**Dataset extract**
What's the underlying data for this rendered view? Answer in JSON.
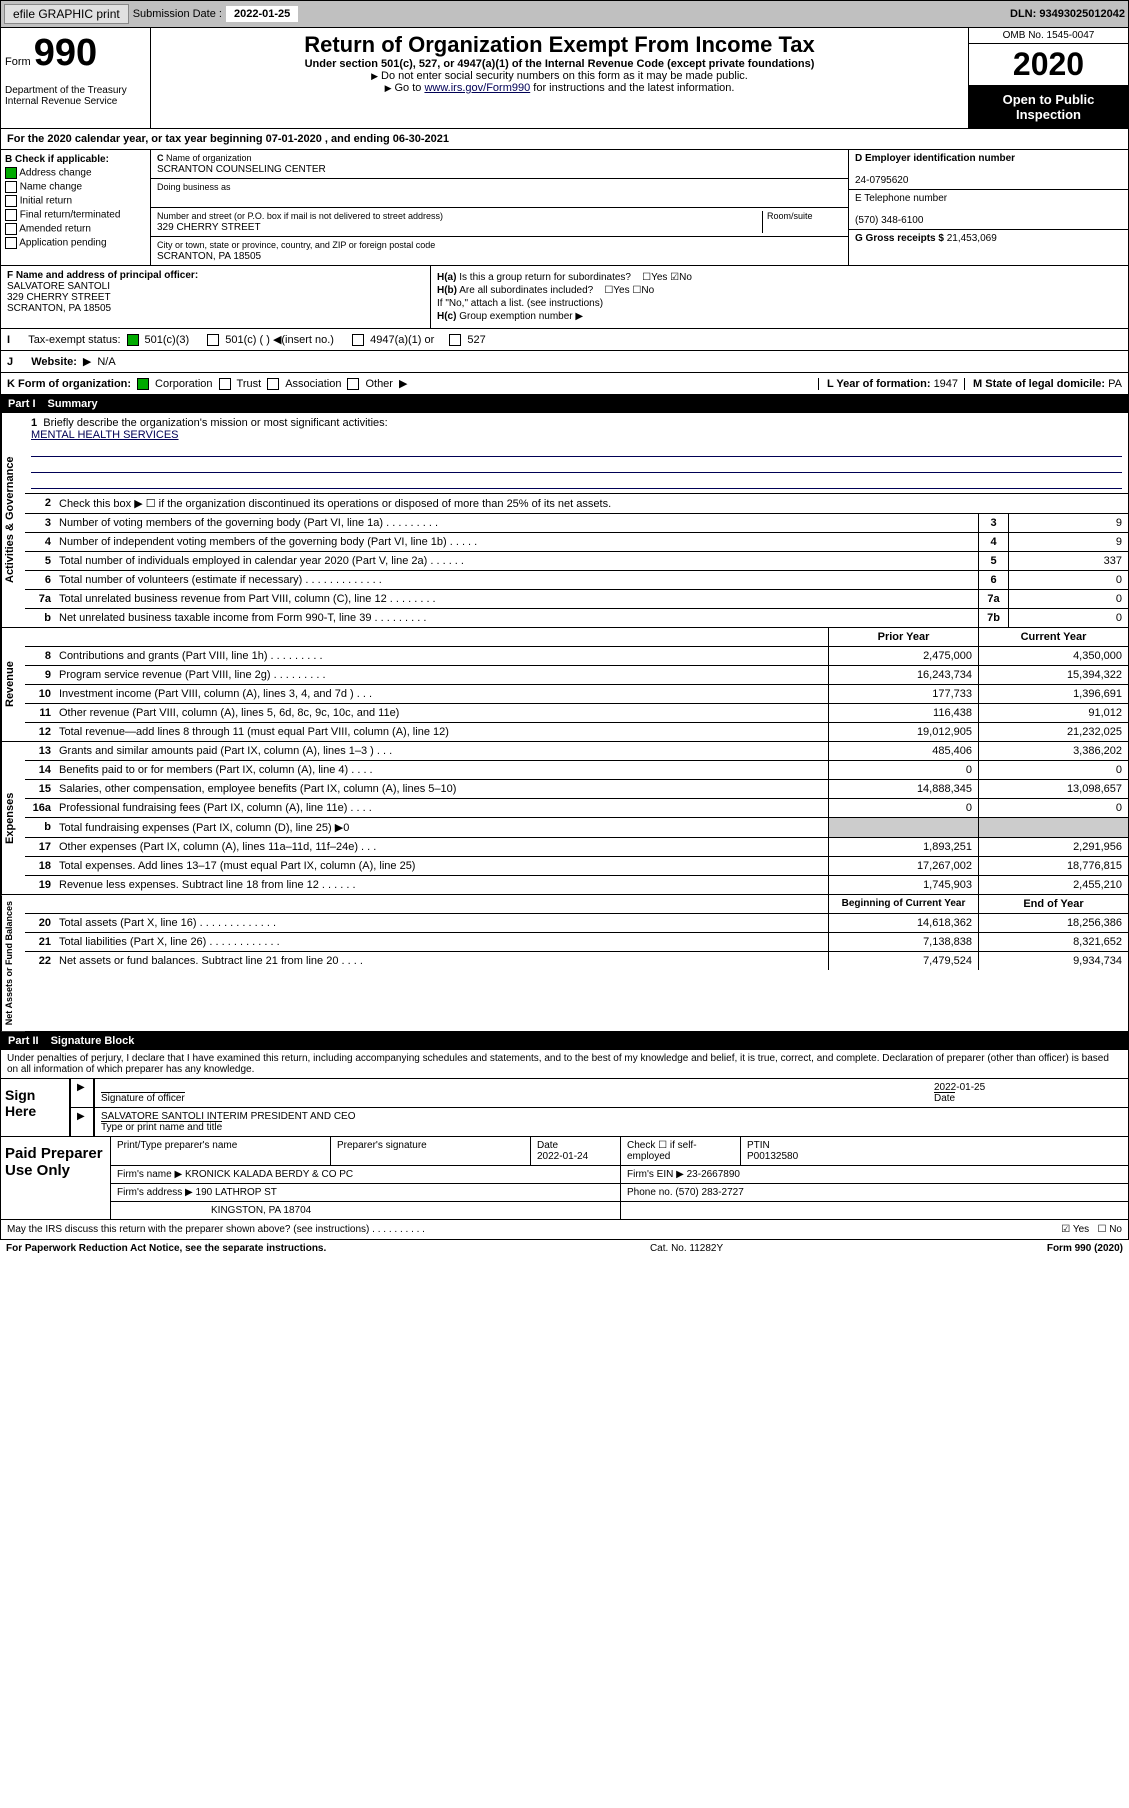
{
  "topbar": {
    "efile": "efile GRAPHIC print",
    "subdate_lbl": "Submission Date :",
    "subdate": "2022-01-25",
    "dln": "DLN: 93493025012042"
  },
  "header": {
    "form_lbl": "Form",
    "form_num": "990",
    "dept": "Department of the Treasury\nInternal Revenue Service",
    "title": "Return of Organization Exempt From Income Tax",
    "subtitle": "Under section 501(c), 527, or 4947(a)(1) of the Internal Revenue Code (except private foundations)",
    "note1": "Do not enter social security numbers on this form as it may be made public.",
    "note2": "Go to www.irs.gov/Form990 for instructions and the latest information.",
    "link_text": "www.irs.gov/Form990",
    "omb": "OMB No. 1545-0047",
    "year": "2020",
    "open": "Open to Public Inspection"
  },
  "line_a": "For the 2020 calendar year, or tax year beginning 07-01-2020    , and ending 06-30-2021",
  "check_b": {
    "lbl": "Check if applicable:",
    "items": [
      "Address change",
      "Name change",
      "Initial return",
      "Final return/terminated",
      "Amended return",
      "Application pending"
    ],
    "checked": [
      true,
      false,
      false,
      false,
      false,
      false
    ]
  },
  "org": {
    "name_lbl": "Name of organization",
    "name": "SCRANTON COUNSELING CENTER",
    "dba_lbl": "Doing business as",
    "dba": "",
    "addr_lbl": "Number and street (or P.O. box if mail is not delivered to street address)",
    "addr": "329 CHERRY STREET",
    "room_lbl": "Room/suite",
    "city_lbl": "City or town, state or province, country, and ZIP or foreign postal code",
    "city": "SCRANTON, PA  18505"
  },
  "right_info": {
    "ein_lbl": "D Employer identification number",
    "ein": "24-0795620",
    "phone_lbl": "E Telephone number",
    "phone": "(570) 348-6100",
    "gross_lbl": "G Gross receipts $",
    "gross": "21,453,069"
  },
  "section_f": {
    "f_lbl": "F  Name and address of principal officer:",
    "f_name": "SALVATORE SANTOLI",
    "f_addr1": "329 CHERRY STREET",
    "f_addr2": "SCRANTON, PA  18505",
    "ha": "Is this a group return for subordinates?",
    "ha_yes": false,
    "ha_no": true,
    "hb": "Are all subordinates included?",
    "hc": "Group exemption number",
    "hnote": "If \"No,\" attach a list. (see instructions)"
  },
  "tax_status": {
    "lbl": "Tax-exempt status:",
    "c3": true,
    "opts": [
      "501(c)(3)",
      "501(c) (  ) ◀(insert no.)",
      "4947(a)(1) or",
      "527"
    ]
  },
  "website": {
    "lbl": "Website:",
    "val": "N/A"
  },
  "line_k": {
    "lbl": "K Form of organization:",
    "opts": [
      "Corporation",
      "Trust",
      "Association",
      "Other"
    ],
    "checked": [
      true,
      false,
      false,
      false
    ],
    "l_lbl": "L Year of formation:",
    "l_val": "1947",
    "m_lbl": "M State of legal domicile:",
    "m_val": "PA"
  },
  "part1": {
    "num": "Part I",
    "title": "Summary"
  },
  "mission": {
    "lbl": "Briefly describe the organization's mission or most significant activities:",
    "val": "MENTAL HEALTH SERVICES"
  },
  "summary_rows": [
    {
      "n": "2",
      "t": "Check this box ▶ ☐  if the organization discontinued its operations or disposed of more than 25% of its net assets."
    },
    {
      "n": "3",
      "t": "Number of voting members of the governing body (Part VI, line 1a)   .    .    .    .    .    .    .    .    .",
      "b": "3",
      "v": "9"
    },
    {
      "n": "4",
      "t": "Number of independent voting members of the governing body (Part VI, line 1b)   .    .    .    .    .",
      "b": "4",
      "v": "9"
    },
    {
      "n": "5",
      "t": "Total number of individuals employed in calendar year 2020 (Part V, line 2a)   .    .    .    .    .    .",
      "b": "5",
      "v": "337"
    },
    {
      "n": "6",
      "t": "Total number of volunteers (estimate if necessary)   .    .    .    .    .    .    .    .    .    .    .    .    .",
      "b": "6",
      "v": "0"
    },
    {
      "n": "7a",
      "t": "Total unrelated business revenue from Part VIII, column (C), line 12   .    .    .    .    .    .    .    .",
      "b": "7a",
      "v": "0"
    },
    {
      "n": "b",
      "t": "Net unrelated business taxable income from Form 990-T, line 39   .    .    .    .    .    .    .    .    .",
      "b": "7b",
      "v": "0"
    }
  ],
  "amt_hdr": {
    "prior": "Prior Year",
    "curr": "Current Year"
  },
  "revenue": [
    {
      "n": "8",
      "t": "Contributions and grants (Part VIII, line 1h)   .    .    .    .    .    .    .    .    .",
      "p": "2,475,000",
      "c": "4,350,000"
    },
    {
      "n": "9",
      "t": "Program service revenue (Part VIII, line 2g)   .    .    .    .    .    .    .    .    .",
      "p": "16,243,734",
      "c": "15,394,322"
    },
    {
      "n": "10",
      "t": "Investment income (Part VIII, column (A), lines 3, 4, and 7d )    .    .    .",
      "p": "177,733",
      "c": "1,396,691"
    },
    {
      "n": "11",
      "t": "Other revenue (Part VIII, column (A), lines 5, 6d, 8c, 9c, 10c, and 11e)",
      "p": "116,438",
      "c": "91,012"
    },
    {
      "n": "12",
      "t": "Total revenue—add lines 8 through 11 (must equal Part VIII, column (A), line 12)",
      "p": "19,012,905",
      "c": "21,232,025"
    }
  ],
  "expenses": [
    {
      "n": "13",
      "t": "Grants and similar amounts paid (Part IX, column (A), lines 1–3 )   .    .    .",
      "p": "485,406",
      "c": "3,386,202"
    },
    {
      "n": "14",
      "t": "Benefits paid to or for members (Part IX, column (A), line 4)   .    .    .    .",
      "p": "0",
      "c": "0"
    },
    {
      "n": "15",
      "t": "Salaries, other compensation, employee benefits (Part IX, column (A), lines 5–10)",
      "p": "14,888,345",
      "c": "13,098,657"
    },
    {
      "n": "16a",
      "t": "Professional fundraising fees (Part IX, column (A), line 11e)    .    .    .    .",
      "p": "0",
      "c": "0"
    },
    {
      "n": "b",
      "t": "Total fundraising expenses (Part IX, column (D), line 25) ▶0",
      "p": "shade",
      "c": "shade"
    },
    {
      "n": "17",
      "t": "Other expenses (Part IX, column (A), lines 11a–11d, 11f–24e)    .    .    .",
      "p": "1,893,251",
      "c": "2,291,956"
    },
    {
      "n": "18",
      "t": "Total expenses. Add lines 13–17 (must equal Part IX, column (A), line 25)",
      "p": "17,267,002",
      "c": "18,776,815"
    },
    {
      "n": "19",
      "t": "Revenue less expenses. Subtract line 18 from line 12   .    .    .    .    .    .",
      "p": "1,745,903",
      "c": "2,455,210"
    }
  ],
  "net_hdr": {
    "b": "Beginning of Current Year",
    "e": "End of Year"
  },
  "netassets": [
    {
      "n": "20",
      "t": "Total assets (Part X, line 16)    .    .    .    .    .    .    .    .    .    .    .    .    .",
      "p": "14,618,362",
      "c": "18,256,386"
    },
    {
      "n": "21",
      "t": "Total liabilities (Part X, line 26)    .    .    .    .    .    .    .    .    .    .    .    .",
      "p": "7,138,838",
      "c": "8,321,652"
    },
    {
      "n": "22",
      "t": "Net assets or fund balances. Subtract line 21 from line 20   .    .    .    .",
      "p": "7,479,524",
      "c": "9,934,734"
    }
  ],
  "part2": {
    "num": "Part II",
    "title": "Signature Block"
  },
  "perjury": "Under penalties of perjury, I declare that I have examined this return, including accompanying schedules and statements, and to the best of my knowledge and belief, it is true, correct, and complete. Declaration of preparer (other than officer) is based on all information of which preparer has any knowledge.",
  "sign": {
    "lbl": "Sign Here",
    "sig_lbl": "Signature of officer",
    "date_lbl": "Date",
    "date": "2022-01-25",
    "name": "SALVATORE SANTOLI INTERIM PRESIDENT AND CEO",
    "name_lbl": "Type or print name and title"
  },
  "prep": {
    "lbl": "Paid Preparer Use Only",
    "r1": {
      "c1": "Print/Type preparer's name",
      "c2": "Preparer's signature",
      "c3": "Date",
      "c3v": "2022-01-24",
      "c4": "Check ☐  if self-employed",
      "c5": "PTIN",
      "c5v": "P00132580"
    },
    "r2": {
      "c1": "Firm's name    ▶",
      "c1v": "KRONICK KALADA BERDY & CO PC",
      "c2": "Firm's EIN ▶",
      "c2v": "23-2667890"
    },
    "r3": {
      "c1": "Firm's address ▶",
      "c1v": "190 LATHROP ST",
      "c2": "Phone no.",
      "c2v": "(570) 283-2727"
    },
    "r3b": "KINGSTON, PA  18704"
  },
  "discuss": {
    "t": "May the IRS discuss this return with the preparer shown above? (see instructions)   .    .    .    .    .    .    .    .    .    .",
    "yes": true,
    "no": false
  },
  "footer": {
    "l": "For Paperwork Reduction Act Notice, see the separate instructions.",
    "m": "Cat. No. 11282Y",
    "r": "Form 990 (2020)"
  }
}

**What the task requires**
Only the number is wanted: how many lines of these entries contain the string "discuss"?

**Solution to this task**
2